* WRITTEN REQUEST *
Find each line holding "minimal" and copy it out.

* DATA ROWS *
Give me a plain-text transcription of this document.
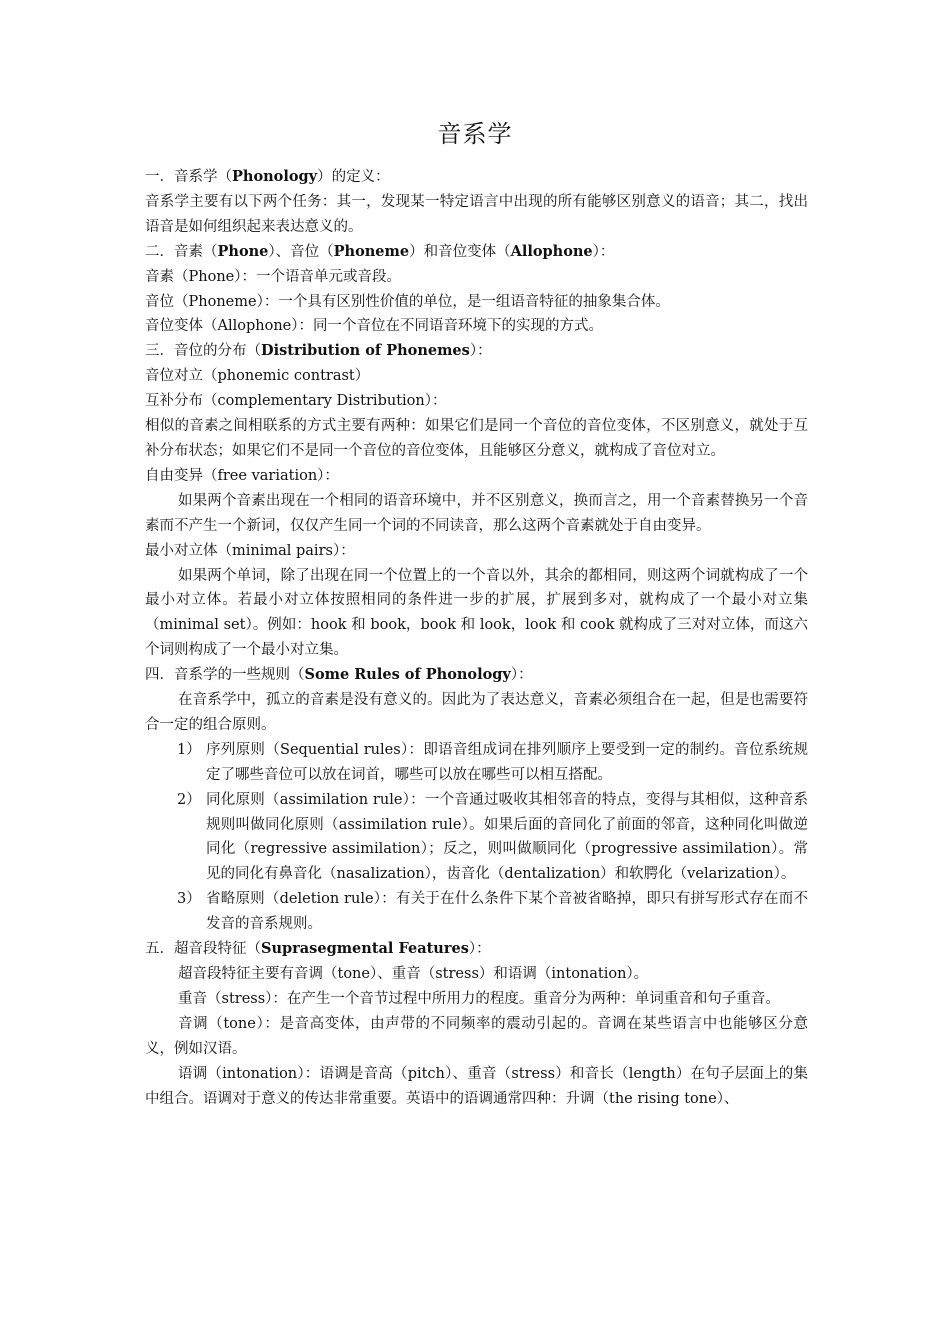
音系学

一．音系学（Phonology）的定义：

音系学主要有以下两个任务：其一，发现某一特定语言中出现的所有能够区别意义的语音；其二，找出语音是如何组织起来表达意义的。

二．音素（Phone）、音位（Phoneme）和音位变体（Allophone）：

音素（Phone）：一个语音单元或音段。

音位（Phoneme）：一个具有区别性价值的单位，是一组语音特征的抽象集合体。

音位变体（Allophone）：同一个音位在不同语音环境下的实现的方式。

三．音位的分布（Distribution of Phonemes）：

音位对立（phonemic contrast）

互补分布（complementary Distribution）：

相似的音素之间相联系的方式主要有两种：如果它们是同一个音位的音位变体，不区别意义，就处于互补分布状态；如果它们不是同一个音位的音位变体，且能够区分意义，就构成了音位对立。

自由变异（free variation）：

如果两个音素出现在一个相同的语音环境中，并不区别意义，换而言之，用一个音素替换另一个音素而不产生一个新词，仅仅产生同一个词的不同读音，那么这两个音素就处于自由变异。

最小对立体（minimal pairs）：

如果两个单词，除了出现在同一个位置上的一个音以外，其余的都相同，则这两个词就构成了一个最小对立体。若最小对立体按照相同的条件进一步的扩展，扩展到多对，就构成了一个最小对立集（minimal set）。例如：hook 和 book，book 和 look，look 和 cook 就构成了三对对立体，而这六个词则构成了一个最小对立集。

四．音系学的一些规则（Some Rules of Phonology）：

在音系学中，孤立的音素是没有意义的。因此为了表达意义，音素必须组合在一起，但是也需要符合一定的组合原则。

1） 序列原则（Sequential rules）：即语音组成词在排列顺序上要受到一定的制约。音位系统规定了哪些音位可以放在词首，哪些可以放在哪些可以相互搭配。

2） 同化原则（assimilation rule）：一个音通过吸收其相邻音的特点，变得与其相似，这种音系规则叫做同化原则（assimilation rule）。如果后面的音同化了前面的邻音，这种同化叫做逆同化（regressive assimilation）；反之，则叫做顺同化（progressive assimilation）。常见的同化有鼻音化（nasalization），齿音化（dentalization）和软腭化（velarization）。

3） 省略原则（deletion rule）：有关于在什么条件下某个音被省略掉，即只有拼写形式存在而不发音的音系规则。

五．超音段特征（Suprasegmental Features）：

超音段特征主要有音调（tone）、重音（stress）和语调（intonation）。

重音（stress）：在产生一个音节过程中所用力的程度。重音分为两种：单词重音和句子重音。

音调（tone）：是音高变体，由声带的不同频率的震动引起的。音调在某些语言中也能够区分意义，例如汉语。

语调（intonation）：语调是音高（pitch）、重音（stress）和音长（length）在句子层面上的集中组合。语调对于意义的传达非常重要。英语中的语调通常四种：升调（the rising tone）、
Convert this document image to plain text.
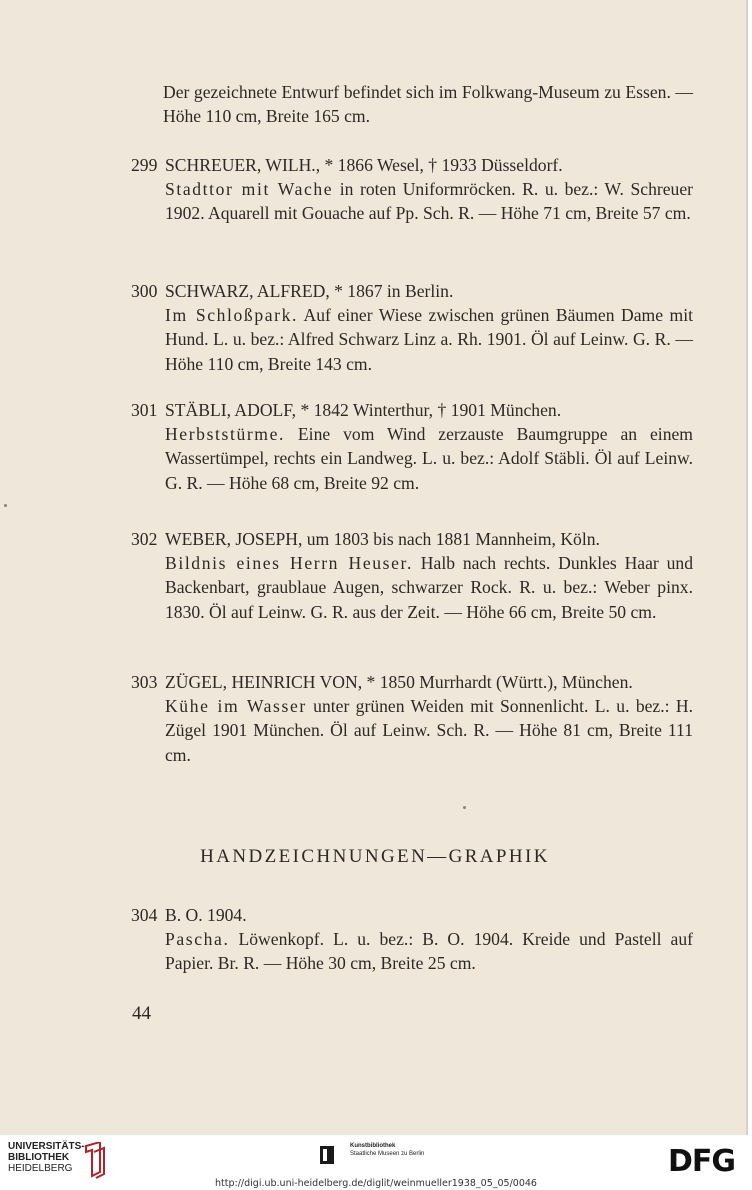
Der gezeichnete Entwurf befindet sich im Folkwang-Museum zu Essen. — Höhe 110 cm, Breite 165 cm.

299 SCHREUER, WILH., * 1866 Wesel, † 1933 Düsseldorf.
Stadttor mit Wache in roten Uniformröcken. R. u. bez.: W. Schreuer 1902. Aquarell mit Gouache auf Pp. Sch. R. — Höhe 71 cm, Breite 57 cm.
300 SCHWARZ, ALFRED, * 1867 in Berlin.
Im Schloßpark. Auf einer Wiese zwischen grünen Bäumen Dame mit Hund. L. u. bez.: Alfred Schwarz Linz a. Rh. 1901. Öl auf Leinw. G. R. — Höhe 110 cm, Breite 143 cm.
301 STÄBLI, ADOLF, * 1842 Winterthur, † 1901 München.
Herbststürme. Eine vom Wind zerzauste Baumgruppe an einem Wassertümpel, rechts ein Landweg. L. u. bez.: Adolf Stäbli. Öl auf Leinw. G. R. — Höhe 68 cm, Breite 92 cm.
302 WEBER, JOSEPH, um 1803 bis nach 1881 Mannheim, Köln.
Bildnis eines Herrn Heuser. Halb nach rechts. Dunkles Haar und Backenbart, graublaue Augen, schwarzer Rock. R. u. bez.: Weber pinx. 1830. Öl auf Leinw. G. R. aus der Zeit. — Höhe 66 cm, Breite 50 cm.
303 ZÜGEL, HEINRICH VON, * 1850 Murrhardt (Württ.), München.
Kühe im Wasser unter grünen Weiden mit Sonnenlicht. L. u. bez.: H. Zügel 1901 München. Öl auf Leinw. Sch. R. — Höhe 81 cm, Breite 111 cm.
HANDZEICHNUNGEN—GRAPHIK
304 B. O. 1904.
Pascha. Löwenkopf. L. u. bez.: B. O. 1904. Kreide und Pastell auf Papier. Br. R. — Höhe 30 cm, Breite 25 cm.
44
UNIVERSITÄTS-
BIBLIOTHEK
HEIDELBERG
Kunstbibliothek
Staatliche Museen zu Berlin	DFG
http://digi.ub.uni-heidelberg.de/diglit/weinmueller1938_05_05/0046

* THE ANSWER *
最小对立体（minimal pairs）：
如果两个单词，除了出现在同一个位置上的一个音以外，其余的都相同，则这两个词就构成了一个最小对立体。若最小对立体按照相同的条件进一步的扩展，扩展到多对，就构成了一个最小对立集（minimal set）。例如：hook 和 book，book 和 look，look 和 cook 就构成了三对对立体，而这六个词则构成了一个最小对立集。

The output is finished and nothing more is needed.